===== INPUT RECORDS =====

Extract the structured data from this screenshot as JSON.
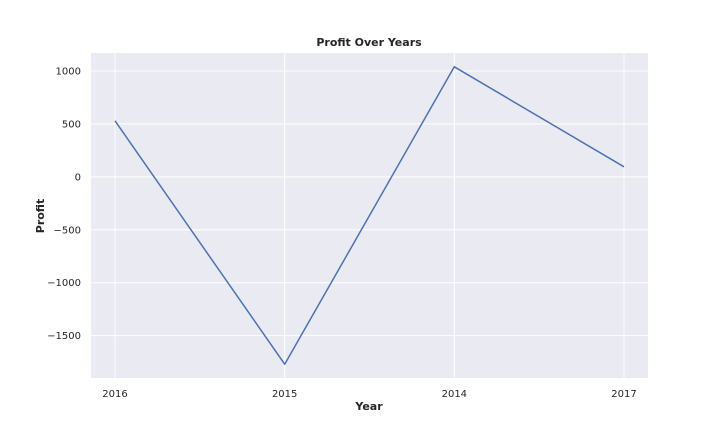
{
  "chart_data": {
    "type": "line",
    "title": "Profit Over Years",
    "xlabel": "Year",
    "ylabel": "Profit",
    "categories": [
      "2016",
      "2015",
      "2014",
      "2017"
    ],
    "series": [
      {
        "values": [
          530,
          -1770,
          1040,
          95
        ]
      }
    ],
    "ylim": [
      -1900,
      1170
    ],
    "yticks": [
      1000,
      500,
      0,
      -500,
      -1000,
      -1500
    ],
    "ytick_labels": [
      "1000",
      "500",
      "0",
      "−500",
      "−1000",
      "−1500"
    ],
    "grid": true,
    "legend": "none",
    "colors": {
      "background": "#eaeaf2",
      "grid": "#ffffff",
      "line": "#4c72b0"
    }
  }
}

=====

→ **SET PROBLEM**: Transcribe the records above exactly, leaving out every picture.

→ **OUTPUT**:
Extract the structured data from this screenshot as JSON.
{
  "chart_data": {
    "type": "line",
    "title": "Profit Over Years",
    "xlabel": "Year",
    "ylabel": "Profit",
    "categories": [
      "2016",
      "2015",
      "2014",
      "2017"
    ],
    "series": [
      {
        "values": [
          530,
          -1770,
          1040,
          95
        ]
      }
    ],
    "ylim": [
      -1900,
      1170
    ],
    "yticks": [
      1000,
      500,
      0,
      -500,
      -1000,
      -1500
    ],
    "ytick_labels": [
      "1000",
      "500",
      "0",
      "−500",
      "−1000",
      "−1500"
    ],
    "grid": true,
    "legend": "none",
    "colors": {
      "background": "#eaeaf2",
      "grid": "#ffffff",
      "line": "#4c72b0"
    }
  }
}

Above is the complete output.